Data supplied:

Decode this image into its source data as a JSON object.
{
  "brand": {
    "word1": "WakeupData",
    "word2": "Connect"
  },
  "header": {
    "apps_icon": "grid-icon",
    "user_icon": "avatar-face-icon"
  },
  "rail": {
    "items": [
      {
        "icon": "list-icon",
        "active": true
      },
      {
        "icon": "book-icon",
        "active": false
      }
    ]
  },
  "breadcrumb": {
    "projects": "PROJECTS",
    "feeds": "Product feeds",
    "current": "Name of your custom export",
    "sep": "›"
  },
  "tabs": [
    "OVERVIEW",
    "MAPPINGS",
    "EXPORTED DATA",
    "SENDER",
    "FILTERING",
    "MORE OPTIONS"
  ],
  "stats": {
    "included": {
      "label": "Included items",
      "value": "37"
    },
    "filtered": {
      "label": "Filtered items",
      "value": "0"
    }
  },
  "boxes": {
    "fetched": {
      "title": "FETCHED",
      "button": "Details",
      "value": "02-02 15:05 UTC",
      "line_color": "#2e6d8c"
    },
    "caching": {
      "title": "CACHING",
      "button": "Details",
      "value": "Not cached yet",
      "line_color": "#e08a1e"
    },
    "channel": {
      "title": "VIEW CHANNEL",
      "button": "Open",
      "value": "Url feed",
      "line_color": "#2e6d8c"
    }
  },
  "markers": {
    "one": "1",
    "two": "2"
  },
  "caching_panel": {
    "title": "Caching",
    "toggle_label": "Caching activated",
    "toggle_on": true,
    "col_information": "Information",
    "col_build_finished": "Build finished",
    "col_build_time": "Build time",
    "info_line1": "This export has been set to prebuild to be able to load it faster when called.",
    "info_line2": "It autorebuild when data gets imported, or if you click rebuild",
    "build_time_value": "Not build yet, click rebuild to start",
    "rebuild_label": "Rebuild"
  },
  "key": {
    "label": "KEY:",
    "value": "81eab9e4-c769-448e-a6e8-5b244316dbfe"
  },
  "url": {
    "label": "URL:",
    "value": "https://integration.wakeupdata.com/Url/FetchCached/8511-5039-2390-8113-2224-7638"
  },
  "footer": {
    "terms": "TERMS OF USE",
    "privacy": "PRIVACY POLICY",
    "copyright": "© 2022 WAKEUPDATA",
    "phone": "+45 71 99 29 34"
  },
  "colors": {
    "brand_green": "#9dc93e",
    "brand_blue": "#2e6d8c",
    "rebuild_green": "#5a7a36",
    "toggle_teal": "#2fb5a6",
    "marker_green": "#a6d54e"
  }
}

Set exercise: Take the material above and return all of it exactly.

Correct output:
Decode this image into its source data as a JSON object.
{
  "brand": {
    "word1": "WakeupData",
    "word2": "Connect"
  },
  "header": {
    "apps_icon": "grid-icon",
    "user_icon": "avatar-face-icon"
  },
  "rail": {
    "items": [
      {
        "icon": "list-icon",
        "active": true
      },
      {
        "icon": "book-icon",
        "active": false
      }
    ]
  },
  "breadcrumb": {
    "projects": "PROJECTS",
    "feeds": "Product feeds",
    "current": "Name of your custom export",
    "sep": "›"
  },
  "tabs": [
    "OVERVIEW",
    "MAPPINGS",
    "EXPORTED DATA",
    "SENDER",
    "FILTERING",
    "MORE OPTIONS"
  ],
  "stats": {
    "included": {
      "label": "Included items",
      "value": "37"
    },
    "filtered": {
      "label": "Filtered items",
      "value": "0"
    }
  },
  "boxes": {
    "fetched": {
      "title": "FETCHED",
      "button": "Details",
      "value": "02-02 15:05 UTC",
      "line_color": "#2e6d8c"
    },
    "caching": {
      "title": "CACHING",
      "button": "Details",
      "value": "Not cached yet",
      "line_color": "#e08a1e"
    },
    "channel": {
      "title": "VIEW CHANNEL",
      "button": "Open",
      "value": "Url feed",
      "line_color": "#2e6d8c"
    }
  },
  "markers": {
    "one": "1",
    "two": "2"
  },
  "caching_panel": {
    "title": "Caching",
    "toggle_label": "Caching activated",
    "toggle_on": true,
    "col_information": "Information",
    "col_build_finished": "Build finished",
    "col_build_time": "Build time",
    "info_line1": "This export has been set to prebuild to be able to load it faster when called.",
    "info_line2": "It autorebuild when data gets imported, or if you click rebuild",
    "build_time_value": "Not build yet, click rebuild to start",
    "rebuild_label": "Rebuild"
  },
  "key": {
    "label": "KEY:",
    "value": "81eab9e4-c769-448e-a6e8-5b244316dbfe"
  },
  "url": {
    "label": "URL:",
    "value": "https://integration.wakeupdata.com/Url/FetchCached/8511-5039-2390-8113-2224-7638"
  },
  "footer": {
    "terms": "TERMS OF USE",
    "privacy": "PRIVACY POLICY",
    "copyright": "© 2022 WAKEUPDATA",
    "phone": "+45 71 99 29 34"
  },
  "colors": {
    "brand_green": "#9dc93e",
    "brand_blue": "#2e6d8c",
    "rebuild_green": "#5a7a36",
    "toggle_teal": "#2fb5a6",
    "marker_green": "#a6d54e"
  }
}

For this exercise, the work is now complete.